Given passage:
Let \(T\) be the invertible matrix of \(\phi\) w.r.t our bases.

$$\Rightarrow ch(\rho)(g) = tr( [\rho](g)) = tr( T^{-1} [\rho'](g) T)= tr( [\rho'](g)) = ch(\rho')(g)$$

$$ \Rightarrow (ch(\rho), ch(\rho'))_G = (ch(\rho), ch(\rho))_G = ||ch(\rho)||_2^2 = 1$$

Now for the second part: from now on let \(\rho, \rho'\) be not isomorphic. Set

$$ S^{(k,l)} := \Big(S^{(k,l)}{}_{ij} \Big) = \Big(\frac{1}{|G|} \sum_{g\in G}\rho_{ki}(g)^*\rho'_{lj}(g)\Big) \text{ } 1\leq k\leq n,\ 1\leq l\leq m$$

which is the matrix of a linear transform from \(V'\) to \(V\).

Claim 4: \( S^{(k,l)}[\rho'](g)= [\rho](g)S^{(k,l)}\)

Proof:

$$\big(S^{(k,l)}[\rho'](g)\big)_{ij} = \sum_{a=1}^m S^{(k,l)}{}_{ia} \rho'_{aj}(g) = \sum_{a=1}^m \frac{1}{|G|} \sum_{h\in G}\rho_{ki}(h)^*\rho'_{la}(h) \rho'_{aj}(g)$$

$$ = \frac{1}{|G|} \sum_{h\in G}\rho_{ki}(h)^* \rho'_{lj}(hg) $$

\( z = hg \rightarrow h = zg^{-1}\)

Tasks to complete:
A. According to the proof excerpt, the matrix S^{(k,l)} represents a linear transform between which two spaces?
B. From the proof excerpt, reproduce verbatim the portion from "Now for the" to "from \(V'\) to \(V\).".

Information provided:
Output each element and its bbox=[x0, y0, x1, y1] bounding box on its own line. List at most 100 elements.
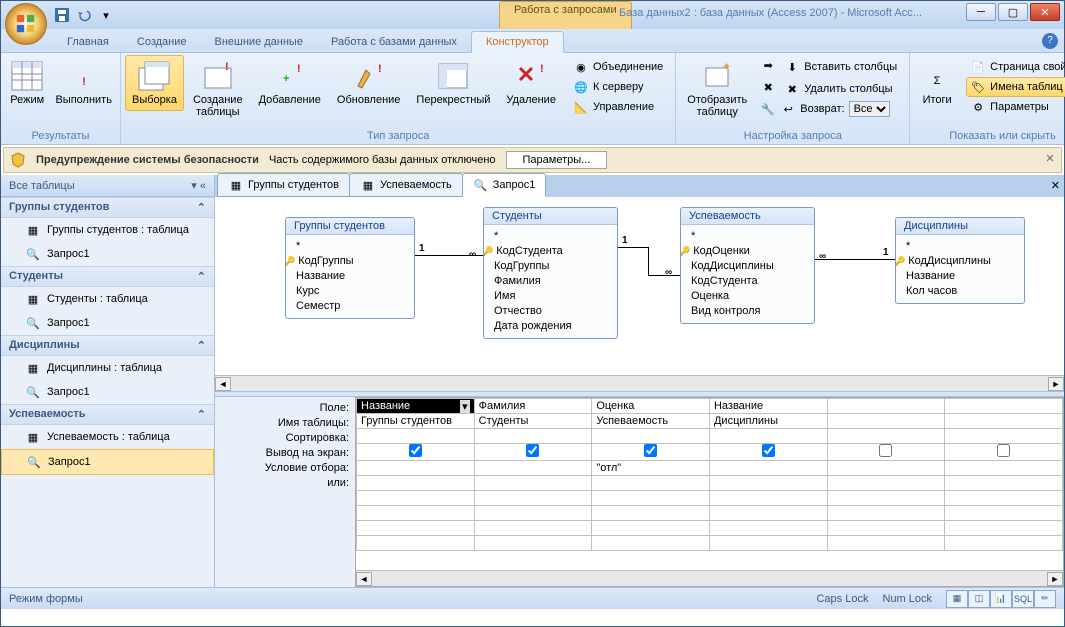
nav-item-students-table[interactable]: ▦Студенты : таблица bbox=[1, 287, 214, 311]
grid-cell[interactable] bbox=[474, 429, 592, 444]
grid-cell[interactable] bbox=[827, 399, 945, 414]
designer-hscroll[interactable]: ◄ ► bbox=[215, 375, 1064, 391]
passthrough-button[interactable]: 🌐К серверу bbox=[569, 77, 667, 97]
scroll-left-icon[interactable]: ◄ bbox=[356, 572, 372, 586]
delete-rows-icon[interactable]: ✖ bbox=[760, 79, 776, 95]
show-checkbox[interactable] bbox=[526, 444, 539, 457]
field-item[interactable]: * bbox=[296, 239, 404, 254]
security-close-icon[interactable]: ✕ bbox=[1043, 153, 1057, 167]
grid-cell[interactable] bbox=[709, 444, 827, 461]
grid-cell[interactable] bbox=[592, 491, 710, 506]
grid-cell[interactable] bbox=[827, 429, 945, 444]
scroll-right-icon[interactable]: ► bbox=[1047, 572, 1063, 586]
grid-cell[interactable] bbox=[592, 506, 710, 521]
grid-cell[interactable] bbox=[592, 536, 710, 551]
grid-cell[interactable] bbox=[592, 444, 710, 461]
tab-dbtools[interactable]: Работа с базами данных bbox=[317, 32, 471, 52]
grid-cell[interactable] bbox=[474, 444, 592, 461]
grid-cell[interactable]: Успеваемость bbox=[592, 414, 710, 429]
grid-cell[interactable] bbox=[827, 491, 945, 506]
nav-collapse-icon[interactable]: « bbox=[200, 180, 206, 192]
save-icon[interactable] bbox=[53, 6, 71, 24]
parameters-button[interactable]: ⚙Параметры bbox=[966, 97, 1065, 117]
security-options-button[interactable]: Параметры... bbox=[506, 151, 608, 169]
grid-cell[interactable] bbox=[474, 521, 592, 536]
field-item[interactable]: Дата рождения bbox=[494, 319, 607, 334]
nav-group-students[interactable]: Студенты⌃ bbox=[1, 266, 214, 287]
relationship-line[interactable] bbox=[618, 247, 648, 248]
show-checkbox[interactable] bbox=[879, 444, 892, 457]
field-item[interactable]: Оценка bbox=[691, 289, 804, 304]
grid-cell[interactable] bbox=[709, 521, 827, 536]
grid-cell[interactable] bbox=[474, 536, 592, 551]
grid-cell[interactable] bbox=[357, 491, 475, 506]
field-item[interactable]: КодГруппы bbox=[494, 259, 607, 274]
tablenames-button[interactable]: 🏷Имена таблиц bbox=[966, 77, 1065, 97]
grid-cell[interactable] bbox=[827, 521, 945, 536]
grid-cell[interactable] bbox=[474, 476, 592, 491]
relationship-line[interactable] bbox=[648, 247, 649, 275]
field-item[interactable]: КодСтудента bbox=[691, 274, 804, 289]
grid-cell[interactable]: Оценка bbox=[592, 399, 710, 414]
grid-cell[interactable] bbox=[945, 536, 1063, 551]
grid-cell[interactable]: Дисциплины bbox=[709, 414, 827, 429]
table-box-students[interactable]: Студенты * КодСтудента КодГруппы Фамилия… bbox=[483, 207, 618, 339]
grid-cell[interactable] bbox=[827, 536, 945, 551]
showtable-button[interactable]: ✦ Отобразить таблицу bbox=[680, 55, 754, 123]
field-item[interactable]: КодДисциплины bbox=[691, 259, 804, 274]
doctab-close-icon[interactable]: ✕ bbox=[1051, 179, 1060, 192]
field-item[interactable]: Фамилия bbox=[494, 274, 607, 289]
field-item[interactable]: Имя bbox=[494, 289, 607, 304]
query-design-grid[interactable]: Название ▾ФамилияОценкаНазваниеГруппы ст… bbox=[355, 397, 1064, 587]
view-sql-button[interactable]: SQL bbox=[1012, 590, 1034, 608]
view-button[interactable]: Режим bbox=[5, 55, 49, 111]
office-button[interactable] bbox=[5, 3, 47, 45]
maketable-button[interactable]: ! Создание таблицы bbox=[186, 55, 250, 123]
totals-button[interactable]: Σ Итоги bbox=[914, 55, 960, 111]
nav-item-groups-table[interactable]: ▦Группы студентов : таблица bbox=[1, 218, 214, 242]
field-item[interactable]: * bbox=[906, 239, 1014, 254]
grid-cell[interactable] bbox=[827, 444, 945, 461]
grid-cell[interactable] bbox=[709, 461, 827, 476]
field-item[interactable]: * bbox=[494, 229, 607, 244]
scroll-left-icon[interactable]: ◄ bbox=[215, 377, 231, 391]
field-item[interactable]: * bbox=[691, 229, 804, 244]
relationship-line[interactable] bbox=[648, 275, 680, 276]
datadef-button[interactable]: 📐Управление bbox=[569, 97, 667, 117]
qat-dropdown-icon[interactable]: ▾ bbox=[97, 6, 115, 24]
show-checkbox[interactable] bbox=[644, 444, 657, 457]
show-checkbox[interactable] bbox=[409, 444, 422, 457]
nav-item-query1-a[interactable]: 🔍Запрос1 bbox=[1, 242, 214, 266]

Expected responses:
A. It is the matrix of a linear transform from V' to V.

B.
Now for the second part: from now on let \(\rho, \rho'\) be not isomorphic. Set

$$ S^{(k,l)} := \Big(S^{(k,l)}{}_{ij} \Big) = \Big(\frac{1}{|G|} \sum_{g\in G}\rho_{ki}(g)^*\rho'_{lj}(g)\Big) \text{ } 1\leq k\leq n,\ 1\leq l\leq m$$

which is the matrix of a linear transform from \(V'\) to \(V\).